Stated task:
Reading down the listing below, count the lines where the word "this" shows up, then give only that count.

(Stored items)
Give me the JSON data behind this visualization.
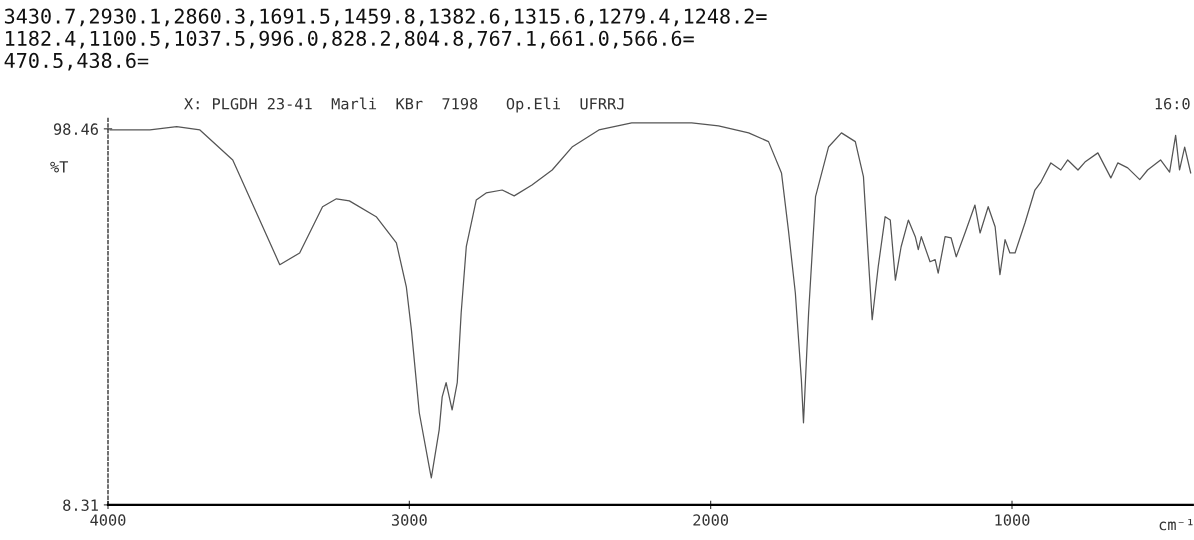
{
  "chart_data": {
    "type": "line",
    "title": "X: PLGDH 23-41  Marli  KBr  7198   Op.Eli  UFRRJ",
    "ylabel": "%T",
    "xlabel": "cm⁻¹",
    "annotations": [
      "3430.7,2930.1,2860.3,1691.5,1459.8,1382.6,1315.6,1279.4,1248.2=",
      "1182.4,1100.5,1037.5,996.0,828.2,804.8,767.1,661.0,566.6=",
      "470.5,438.6=",
      "16:0"
    ],
    "xlim": [
      4000,
      400
    ],
    "xticks": [
      4000,
      3000,
      2000,
      1000
    ],
    "ylim": [
      8.31,
      101
    ],
    "yticks": [
      98.46,
      8.31
    ],
    "grid": false,
    "legend": false,
    "marker": "none",
    "line_style": "solid",
    "series": [
      {
        "color": "#555555",
        "x": [
          3993,
          3861,
          3772,
          3695,
          3586,
          3507,
          3430,
          3364,
          3288,
          3242,
          3199,
          3110,
          3043,
          3010,
          2993,
          2967,
          2934,
          2927,
          2901,
          2891,
          2878,
          2858,
          2841,
          2828,
          2811,
          2778,
          2745,
          2692,
          2652,
          2593,
          2526,
          2460,
          2371,
          2262,
          2063,
          1974,
          1874,
          1808,
          1765,
          1742,
          1719,
          1699,
          1692,
          1675,
          1652,
          1609,
          1566,
          1520,
          1493,
          1477,
          1464,
          1444,
          1421,
          1404,
          1387,
          1368,
          1344,
          1321,
          1311,
          1301,
          1272,
          1255,
          1245,
          1222,
          1202,
          1185,
          1156,
          1123,
          1106,
          1079,
          1056,
          1040,
          1023,
          1007,
          990,
          957,
          924,
          904,
          871,
          838,
          815,
          781,
          758,
          715,
          672,
          649,
          616,
          576,
          550,
          507,
          477,
          457,
          444,
          427,
          407
        ],
        "values": [
          98.2,
          98.2,
          99,
          98.2,
          91,
          78.3,
          65.9,
          68.7,
          79.8,
          81.7,
          81.2,
          77.4,
          71.1,
          60.6,
          50.2,
          30.4,
          17.4,
          14.8,
          26.3,
          34.2,
          37.6,
          31.1,
          37.6,
          54.3,
          70.2,
          81.4,
          83.1,
          83.8,
          82.4,
          85.0,
          88.6,
          94.1,
          98.2,
          99.9,
          99.9,
          99.2,
          97.5,
          95.4,
          87.9,
          74.2,
          59.1,
          38.3,
          28.0,
          54.3,
          82.2,
          94.1,
          97.5,
          95.4,
          87,
          67.8,
          52.7,
          65.4,
          77.4,
          76.6,
          62.2,
          70.2,
          76.6,
          72.6,
          69.5,
          72.6,
          66.6,
          67.1,
          63.9,
          72.6,
          72.3,
          67.8,
          73.5,
          80.2,
          73.5,
          79.8,
          75,
          63.5,
          71.9,
          68.7,
          68.7,
          75.9,
          83.8,
          85.7,
          90.3,
          88.6,
          91,
          88.6,
          90.5,
          92.7,
          86.7,
          90.3,
          89.1,
          86.3,
          88.6,
          91,
          88.1,
          96.9,
          88.6,
          94.1,
          87.9
        ]
      }
    ]
  }
}
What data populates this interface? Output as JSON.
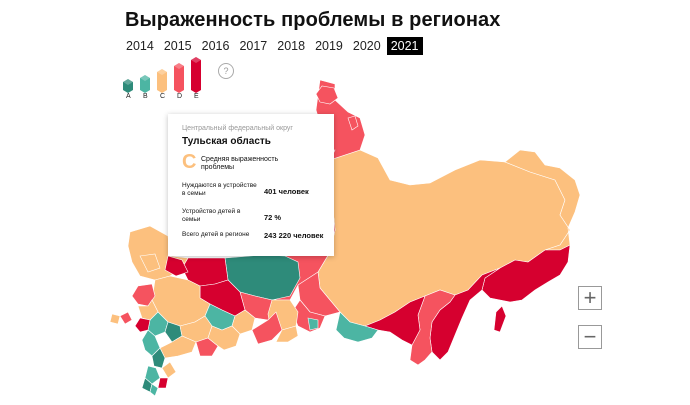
{
  "title": "Выраженность проблемы в регионах",
  "years": [
    "2014",
    "2015",
    "2016",
    "2017",
    "2018",
    "2019",
    "2020",
    "2021"
  ],
  "selected_year": "2021",
  "legend": {
    "help_label": "?",
    "grades": [
      {
        "label": "A",
        "color": "#2e8b7a"
      },
      {
        "label": "B",
        "color": "#4cb5a3"
      },
      {
        "label": "C",
        "color": "#fcc07e"
      },
      {
        "label": "D",
        "color": "#f5535f"
      },
      {
        "label": "E",
        "color": "#d6002f"
      }
    ]
  },
  "tooltip": {
    "district": "Центральный федеральный округ",
    "region": "Тульская область",
    "grade": "C",
    "grade_description": "Средняя выраженность проблемы",
    "rows": [
      {
        "label": "Нуждаются в устройстве в семьи",
        "value": "401 человек"
      },
      {
        "label": "Устройство детей в семьи",
        "value": "72 %"
      },
      {
        "label": "Всего детей в регионе",
        "value": "243 220 человек"
      }
    ]
  },
  "zoom": {
    "in_label": "+",
    "out_label": "−"
  },
  "colors": {
    "A": "#2e8b7a",
    "B": "#4cb5a3",
    "C": "#fcc07e",
    "D": "#f5535f",
    "E": "#d6002f"
  }
}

Answer in full:
2